▶ **WORK ORDER A**: In the profile of Du Yun, transcribe the stretch from "Du Yun (traditional" through "Arts and Sciences.".
▶ **WORK ORDER B**:
Answer these questions from the profile of Du Yun.
(i) In what city was Du Yun born?
(ii) For which opera did she win the 2017 Pulitzer Prize for Music?
(iii) Which of her works received a 2019 Grammy nomination?

▶ **SOURCE TEXT**:
BEGIN
Background information
- Born: June 18, 1977 (age 48) Shanghai, China
- Genres: classical, Avant-garde, experimental, punk, crossover, folk, electronic, alternative rock, pop, World
- Occupations: composer; musician; performance artist; producer;
- Years active: 2000–present
- Labels: Modern Sky, National Sawdust Tracks, Oxingale, Pentatone, New Focus Records, Deutsche Grammophon
- Website: channelduyun.com

= Du Yun =

Chinese-American composer and performer

Du Yun (traditional Chinese: 杜韻, simplified Chinese: 杜韵) is a Chinese-born American composer, performer, musician and performance artist. She won the 2017 Pulitzer Prize for Music for her opera Angel's Bone, with libretto by Royce Vavrek. Du Yun was named as one of the 38 Great Immigrants by the Carnegie Corporation of New York in 2018, and received a 2019 Grammy nomination in the category of Best Classical Contemporary Composition for her work Air Glow. In its decade review, UK's Classic FM listed Du Yun's winning of the Pulitzer as No. 6 in "10 ways the 2010s changed classical music forever." Rolling Stone Italia named her as one of the women composers who defined the 2010s. In 2024, Du Yun was elected to the American Academy of Arts and Sciences.
END
▶ **RECORDS SHOWN**:
BEGIN
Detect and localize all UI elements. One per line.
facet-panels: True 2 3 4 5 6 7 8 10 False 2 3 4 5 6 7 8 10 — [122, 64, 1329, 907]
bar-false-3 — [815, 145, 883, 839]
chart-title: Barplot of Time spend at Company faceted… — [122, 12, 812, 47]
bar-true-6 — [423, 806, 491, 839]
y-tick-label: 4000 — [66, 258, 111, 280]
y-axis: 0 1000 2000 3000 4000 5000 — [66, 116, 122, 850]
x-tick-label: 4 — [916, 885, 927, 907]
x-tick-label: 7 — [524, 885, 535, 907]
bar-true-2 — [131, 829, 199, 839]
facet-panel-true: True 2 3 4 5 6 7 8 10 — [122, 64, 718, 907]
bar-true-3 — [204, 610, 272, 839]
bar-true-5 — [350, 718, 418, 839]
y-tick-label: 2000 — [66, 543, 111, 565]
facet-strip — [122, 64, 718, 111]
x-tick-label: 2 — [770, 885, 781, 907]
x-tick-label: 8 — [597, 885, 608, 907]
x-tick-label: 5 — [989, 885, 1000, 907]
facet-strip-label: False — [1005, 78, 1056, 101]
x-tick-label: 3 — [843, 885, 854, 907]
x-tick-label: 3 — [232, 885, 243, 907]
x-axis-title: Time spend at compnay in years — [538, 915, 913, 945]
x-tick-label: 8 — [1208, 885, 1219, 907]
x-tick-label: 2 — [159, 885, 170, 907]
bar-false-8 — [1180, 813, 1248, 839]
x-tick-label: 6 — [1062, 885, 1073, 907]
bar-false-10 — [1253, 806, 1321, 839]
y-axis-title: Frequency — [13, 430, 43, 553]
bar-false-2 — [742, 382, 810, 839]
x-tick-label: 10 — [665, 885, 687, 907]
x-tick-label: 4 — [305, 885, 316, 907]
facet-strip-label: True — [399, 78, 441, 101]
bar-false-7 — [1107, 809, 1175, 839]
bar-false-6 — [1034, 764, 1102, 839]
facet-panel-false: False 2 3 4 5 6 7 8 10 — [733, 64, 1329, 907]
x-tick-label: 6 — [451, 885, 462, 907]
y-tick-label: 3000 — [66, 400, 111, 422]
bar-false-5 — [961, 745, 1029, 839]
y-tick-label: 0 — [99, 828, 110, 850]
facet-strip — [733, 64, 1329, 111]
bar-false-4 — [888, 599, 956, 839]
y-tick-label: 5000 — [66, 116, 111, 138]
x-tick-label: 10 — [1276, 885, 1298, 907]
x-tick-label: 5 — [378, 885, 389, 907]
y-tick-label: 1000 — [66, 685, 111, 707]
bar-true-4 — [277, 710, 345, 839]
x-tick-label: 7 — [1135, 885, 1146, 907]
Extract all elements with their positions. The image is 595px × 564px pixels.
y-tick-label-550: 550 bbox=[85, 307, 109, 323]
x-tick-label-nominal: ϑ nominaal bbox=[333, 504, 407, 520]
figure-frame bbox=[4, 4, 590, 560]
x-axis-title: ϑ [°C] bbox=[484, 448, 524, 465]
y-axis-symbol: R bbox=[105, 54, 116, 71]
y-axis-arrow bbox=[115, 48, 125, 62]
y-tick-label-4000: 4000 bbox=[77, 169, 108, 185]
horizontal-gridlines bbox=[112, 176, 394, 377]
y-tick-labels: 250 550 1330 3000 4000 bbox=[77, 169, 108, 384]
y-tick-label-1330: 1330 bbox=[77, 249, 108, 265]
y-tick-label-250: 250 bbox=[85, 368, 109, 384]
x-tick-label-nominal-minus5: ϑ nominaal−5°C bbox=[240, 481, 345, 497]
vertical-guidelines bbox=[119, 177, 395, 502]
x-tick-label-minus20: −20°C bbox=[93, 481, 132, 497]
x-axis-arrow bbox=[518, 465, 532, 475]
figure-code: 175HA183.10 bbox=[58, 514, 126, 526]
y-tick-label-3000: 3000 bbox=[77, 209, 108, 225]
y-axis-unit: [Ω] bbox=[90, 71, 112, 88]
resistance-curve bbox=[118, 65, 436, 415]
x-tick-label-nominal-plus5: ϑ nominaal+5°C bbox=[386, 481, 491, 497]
END
▶ **EXPECTED OUTPUT A**:
Du Yun (traditional Chinese: 杜韻, simplified Chinese: 杜韵) is a Chinese-born American composer, performer, musician and performance artist. She won the 2017 Pulitzer Prize for Music for her opera Angel's Bone, with libretto by Royce Vavrek. Du Yun was named as one of the 38 Great Immigrants by the Carnegie Corporation of New York in 2018, and received a 2019 Grammy nomination in the category of Best Classical Contemporary Composition for her work Air Glow. In its decade review, UK's Classic FM listed Du Yun's winning of the Pulitzer as No. 6 in "10 ways the 2010s changed classical music forever." Rolling Stone Italia named her as one of the women composers who defined the 2010s. In 2024, Du Yun was elected to the American Academy of Arts and Sciences.

▶ **EXPECTED OUTPUT B**:
(i) Shanghai, China
(ii) Angel's Bone
(iii) Air Glow